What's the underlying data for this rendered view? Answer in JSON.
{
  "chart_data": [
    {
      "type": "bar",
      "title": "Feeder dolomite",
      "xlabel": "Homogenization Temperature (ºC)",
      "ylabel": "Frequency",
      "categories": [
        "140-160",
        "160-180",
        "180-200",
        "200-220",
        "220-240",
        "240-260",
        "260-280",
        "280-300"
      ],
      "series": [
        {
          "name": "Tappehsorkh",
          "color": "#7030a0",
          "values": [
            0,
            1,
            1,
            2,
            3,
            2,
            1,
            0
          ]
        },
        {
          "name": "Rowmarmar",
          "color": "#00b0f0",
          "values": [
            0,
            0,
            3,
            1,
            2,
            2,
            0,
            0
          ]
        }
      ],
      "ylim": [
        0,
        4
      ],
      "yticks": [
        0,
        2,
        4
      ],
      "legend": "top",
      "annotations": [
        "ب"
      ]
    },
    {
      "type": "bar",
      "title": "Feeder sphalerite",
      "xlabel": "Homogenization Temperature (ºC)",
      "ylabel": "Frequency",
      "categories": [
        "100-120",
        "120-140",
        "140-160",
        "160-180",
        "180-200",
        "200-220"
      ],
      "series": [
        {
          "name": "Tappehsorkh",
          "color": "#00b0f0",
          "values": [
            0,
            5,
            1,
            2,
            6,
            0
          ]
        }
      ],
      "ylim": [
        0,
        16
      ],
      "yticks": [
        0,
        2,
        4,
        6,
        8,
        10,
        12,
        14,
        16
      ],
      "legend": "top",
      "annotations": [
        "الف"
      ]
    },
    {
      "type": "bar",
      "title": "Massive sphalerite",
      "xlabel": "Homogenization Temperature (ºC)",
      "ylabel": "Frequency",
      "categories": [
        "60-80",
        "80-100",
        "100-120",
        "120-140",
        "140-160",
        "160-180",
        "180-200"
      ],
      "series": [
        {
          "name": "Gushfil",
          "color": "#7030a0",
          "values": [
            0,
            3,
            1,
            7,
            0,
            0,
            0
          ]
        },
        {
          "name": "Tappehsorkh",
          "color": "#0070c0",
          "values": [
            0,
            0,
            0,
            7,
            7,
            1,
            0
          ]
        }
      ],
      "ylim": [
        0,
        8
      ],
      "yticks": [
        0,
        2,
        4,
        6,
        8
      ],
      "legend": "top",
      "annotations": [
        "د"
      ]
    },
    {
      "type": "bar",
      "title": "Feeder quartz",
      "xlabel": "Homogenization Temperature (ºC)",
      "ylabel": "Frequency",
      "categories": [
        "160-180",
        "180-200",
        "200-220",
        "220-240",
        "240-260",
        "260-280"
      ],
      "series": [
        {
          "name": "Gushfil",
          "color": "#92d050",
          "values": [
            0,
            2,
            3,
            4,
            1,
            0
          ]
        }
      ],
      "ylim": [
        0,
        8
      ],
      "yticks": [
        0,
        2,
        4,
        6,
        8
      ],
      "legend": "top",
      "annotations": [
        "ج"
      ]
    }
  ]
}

**WORK TO BE COMPLETED:** Repeat the data exactly. Leave nothing out.

**FULL ANSWER:**
What's the underlying data for this rendered view? Answer in JSON.
{
  "chart_data": [
    {
      "type": "bar",
      "title": "Feeder dolomite",
      "xlabel": "Homogenization Temperature (ºC)",
      "ylabel": "Frequency",
      "categories": [
        "140-160",
        "160-180",
        "180-200",
        "200-220",
        "220-240",
        "240-260",
        "260-280",
        "280-300"
      ],
      "series": [
        {
          "name": "Tappehsorkh",
          "color": "#7030a0",
          "values": [
            0,
            1,
            1,
            2,
            3,
            2,
            1,
            0
          ]
        },
        {
          "name": "Rowmarmar",
          "color": "#00b0f0",
          "values": [
            0,
            0,
            3,
            1,
            2,
            2,
            0,
            0
          ]
        }
      ],
      "ylim": [
        0,
        4
      ],
      "yticks": [
        0,
        2,
        4
      ],
      "legend": "top",
      "annotations": [
        "ب"
      ]
    },
    {
      "type": "bar",
      "title": "Feeder sphalerite",
      "xlabel": "Homogenization Temperature (ºC)",
      "ylabel": "Frequency",
      "categories": [
        "100-120",
        "120-140",
        "140-160",
        "160-180",
        "180-200",
        "200-220"
      ],
      "series": [
        {
          "name": "Tappehsorkh",
          "color": "#00b0f0",
          "values": [
            0,
            5,
            1,
            2,
            6,
            0
          ]
        }
      ],
      "ylim": [
        0,
        16
      ],
      "yticks": [
        0,
        2,
        4,
        6,
        8,
        10,
        12,
        14,
        16
      ],
      "legend": "top",
      "annotations": [
        "الف"
      ]
    },
    {
      "type": "bar",
      "title": "Massive sphalerite",
      "xlabel": "Homogenization Temperature (ºC)",
      "ylabel": "Frequency",
      "categories": [
        "60-80",
        "80-100",
        "100-120",
        "120-140",
        "140-160",
        "160-180",
        "180-200"
      ],
      "series": [
        {
          "name": "Gushfil",
          "color": "#7030a0",
          "values": [
            0,
            3,
            1,
            7,
            0,
            0,
            0
          ]
        },
        {
          "name": "Tappehsorkh",
          "color": "#0070c0",
          "values": [
            0,
            0,
            0,
            7,
            7,
            1,
            0
          ]
        }
      ],
      "ylim": [
        0,
        8
      ],
      "yticks": [
        0,
        2,
        4,
        6,
        8
      ],
      "legend": "top",
      "annotations": [
        "د"
      ]
    },
    {
      "type": "bar",
      "title": "Feeder quartz",
      "xlabel": "Homogenization Temperature (ºC)",
      "ylabel": "Frequency",
      "categories": [
        "160-180",
        "180-200",
        "200-220",
        "220-240",
        "240-260",
        "260-280"
      ],
      "series": [
        {
          "name": "Gushfil",
          "color": "#92d050",
          "values": [
            0,
            2,
            3,
            4,
            1,
            0
          ]
        }
      ],
      "ylim": [
        0,
        8
      ],
      "yticks": [
        0,
        2,
        4,
        6,
        8
      ],
      "legend": "top",
      "annotations": [
        "ج"
      ]
    }
  ]
}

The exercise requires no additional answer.